### What to produce
Restate each entry word for word, leaving nothing out.
BEGIN Stored records
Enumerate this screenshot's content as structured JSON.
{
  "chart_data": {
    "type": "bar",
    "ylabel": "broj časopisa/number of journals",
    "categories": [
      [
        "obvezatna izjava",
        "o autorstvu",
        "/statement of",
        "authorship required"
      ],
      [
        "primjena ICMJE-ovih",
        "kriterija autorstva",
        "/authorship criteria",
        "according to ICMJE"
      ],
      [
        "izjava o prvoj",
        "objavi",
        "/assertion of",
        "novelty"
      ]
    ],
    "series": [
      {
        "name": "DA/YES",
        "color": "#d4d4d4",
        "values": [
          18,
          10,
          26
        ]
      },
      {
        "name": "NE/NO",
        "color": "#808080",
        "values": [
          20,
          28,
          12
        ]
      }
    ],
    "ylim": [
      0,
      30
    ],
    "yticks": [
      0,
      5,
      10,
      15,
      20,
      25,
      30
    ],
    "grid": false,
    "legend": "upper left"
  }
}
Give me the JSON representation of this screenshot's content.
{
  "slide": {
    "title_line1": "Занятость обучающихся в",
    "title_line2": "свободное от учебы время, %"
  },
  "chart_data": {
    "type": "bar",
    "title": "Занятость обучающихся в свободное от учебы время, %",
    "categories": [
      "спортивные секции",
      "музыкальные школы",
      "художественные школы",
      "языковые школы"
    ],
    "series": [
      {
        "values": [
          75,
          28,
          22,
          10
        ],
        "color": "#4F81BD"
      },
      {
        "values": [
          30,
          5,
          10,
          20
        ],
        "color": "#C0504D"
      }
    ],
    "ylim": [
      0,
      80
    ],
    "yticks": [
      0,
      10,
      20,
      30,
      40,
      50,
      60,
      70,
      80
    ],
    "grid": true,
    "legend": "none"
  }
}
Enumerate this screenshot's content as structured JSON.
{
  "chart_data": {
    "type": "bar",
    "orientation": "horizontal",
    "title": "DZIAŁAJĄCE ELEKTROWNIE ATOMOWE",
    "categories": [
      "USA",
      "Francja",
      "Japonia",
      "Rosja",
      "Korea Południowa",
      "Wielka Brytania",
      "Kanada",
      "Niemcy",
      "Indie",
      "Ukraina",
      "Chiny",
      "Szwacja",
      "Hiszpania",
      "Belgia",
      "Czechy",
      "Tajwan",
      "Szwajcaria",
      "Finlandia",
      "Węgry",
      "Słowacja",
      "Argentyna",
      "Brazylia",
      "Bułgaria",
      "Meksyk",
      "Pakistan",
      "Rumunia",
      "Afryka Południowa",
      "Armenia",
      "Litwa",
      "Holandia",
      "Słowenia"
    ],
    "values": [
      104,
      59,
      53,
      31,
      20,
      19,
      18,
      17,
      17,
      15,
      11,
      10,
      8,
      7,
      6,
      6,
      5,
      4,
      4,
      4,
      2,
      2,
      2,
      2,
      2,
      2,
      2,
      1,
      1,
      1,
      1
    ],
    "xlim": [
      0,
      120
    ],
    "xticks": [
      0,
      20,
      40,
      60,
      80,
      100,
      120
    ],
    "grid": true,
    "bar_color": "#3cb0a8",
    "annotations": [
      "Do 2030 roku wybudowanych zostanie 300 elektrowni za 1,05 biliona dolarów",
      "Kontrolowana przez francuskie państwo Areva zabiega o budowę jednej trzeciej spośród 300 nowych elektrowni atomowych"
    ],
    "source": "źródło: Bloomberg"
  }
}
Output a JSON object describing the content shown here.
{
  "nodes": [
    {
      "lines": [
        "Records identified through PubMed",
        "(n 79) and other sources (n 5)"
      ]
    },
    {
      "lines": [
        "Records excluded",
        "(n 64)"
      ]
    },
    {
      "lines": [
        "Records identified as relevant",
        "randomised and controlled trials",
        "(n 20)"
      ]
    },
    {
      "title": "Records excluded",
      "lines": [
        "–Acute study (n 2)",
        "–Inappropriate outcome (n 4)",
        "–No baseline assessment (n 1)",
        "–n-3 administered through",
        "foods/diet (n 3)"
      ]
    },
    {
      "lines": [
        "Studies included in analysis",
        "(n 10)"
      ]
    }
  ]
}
END Stored records
### Final answer
Enumerate this screenshot's content as structured JSON.
{
  "chart_data": {
    "type": "bar",
    "ylabel": "broj časopisa/number of journals",
    "categories": [
      [
        "obvezatna izjava",
        "o autorstvu",
        "/statement of",
        "authorship required"
      ],
      [
        "primjena ICMJE-ovih",
        "kriterija autorstva",
        "/authorship criteria",
        "according to ICMJE"
      ],
      [
        "izjava o prvoj",
        "objavi",
        "/assertion of",
        "novelty"
      ]
    ],
    "series": [
      {
        "name": "DA/YES",
        "color": "#d4d4d4",
        "values": [
          18,
          10,
          26
        ]
      },
      {
        "name": "NE/NO",
        "color": "#808080",
        "values": [
          20,
          28,
          12
        ]
      }
    ],
    "ylim": [
      0,
      30
    ],
    "yticks": [
      0,
      5,
      10,
      15,
      20,
      25,
      30
    ],
    "grid": false,
    "legend": "upper left"
  }
}
Give me the JSON representation of this screenshot's content.
{
  "slide": {
    "title_line1": "Занятость обучающихся в",
    "title_line2": "свободное от учебы время, %"
  },
  "chart_data": {
    "type": "bar",
    "title": "Занятость обучающихся в свободное от учебы время, %",
    "categories": [
      "спортивные секции",
      "музыкальные школы",
      "художественные школы",
      "языковые школы"
    ],
    "series": [
      {
        "values": [
          75,
          28,
          22,
          10
        ],
        "color": "#4F81BD"
      },
      {
        "values": [
          30,
          5,
          10,
          20
        ],
        "color": "#C0504D"
      }
    ],
    "ylim": [
      0,
      80
    ],
    "yticks": [
      0,
      10,
      20,
      30,
      40,
      50,
      60,
      70,
      80
    ],
    "grid": true,
    "legend": "none"
  }
}
Enumerate this screenshot's content as structured JSON.
{
  "chart_data": {
    "type": "bar",
    "orientation": "horizontal",
    "title": "DZIAŁAJĄCE ELEKTROWNIE ATOMOWE",
    "categories": [
      "USA",
      "Francja",
      "Japonia",
      "Rosja",
      "Korea Południowa",
      "Wielka Brytania",
      "Kanada",
      "Niemcy",
      "Indie",
      "Ukraina",
      "Chiny",
      "Szwacja",
      "Hiszpania",
      "Belgia",
      "Czechy",
      "Tajwan",
      "Szwajcaria",
      "Finlandia",
      "Węgry",
      "Słowacja",
      "Argentyna",
      "Brazylia",
      "Bułgaria",
      "Meksyk",
      "Pakistan",
      "Rumunia",
      "Afryka Południowa",
      "Armenia",
      "Litwa",
      "Holandia",
      "Słowenia"
    ],
    "values": [
      104,
      59,
      53,
      31,
      20,
      19,
      18,
      17,
      17,
      15,
      11,
      10,
      8,
      7,
      6,
      6,
      5,
      4,
      4,
      4,
      2,
      2,
      2,
      2,
      2,
      2,
      2,
      1,
      1,
      1,
      1
    ],
    "xlim": [
      0,
      120
    ],
    "xticks": [
      0,
      20,
      40,
      60,
      80,
      100,
      120
    ],
    "grid": true,
    "bar_color": "#3cb0a8",
    "annotations": [
      "Do 2030 roku wybudowanych zostanie 300 elektrowni za 1,05 biliona dolarów",
      "Kontrolowana przez francuskie państwo Areva zabiega o budowę jednej trzeciej spośród 300 nowych elektrowni atomowych"
    ],
    "source": "źródło: Bloomberg"
  }
}
Output a JSON object describing the content shown here.
{
  "nodes": [
    {
      "lines": [
        "Records identified through PubMed",
        "(n 79) and other sources (n 5)"
      ]
    },
    {
      "lines": [
        "Records excluded",
        "(n 64)"
      ]
    },
    {
      "lines": [
        "Records identified as relevant",
        "randomised and controlled trials",
        "(n 20)"
      ]
    },
    {
      "title": "Records excluded",
      "lines": [
        "–Acute study (n 2)",
        "–Inappropriate outcome (n 4)",
        "–No baseline assessment (n 1)",
        "–n-3 administered through",
        "foods/diet (n 3)"
      ]
    },
    {
      "lines": [
        "Studies included in analysis",
        "(n 10)"
      ]
    }
  ]
}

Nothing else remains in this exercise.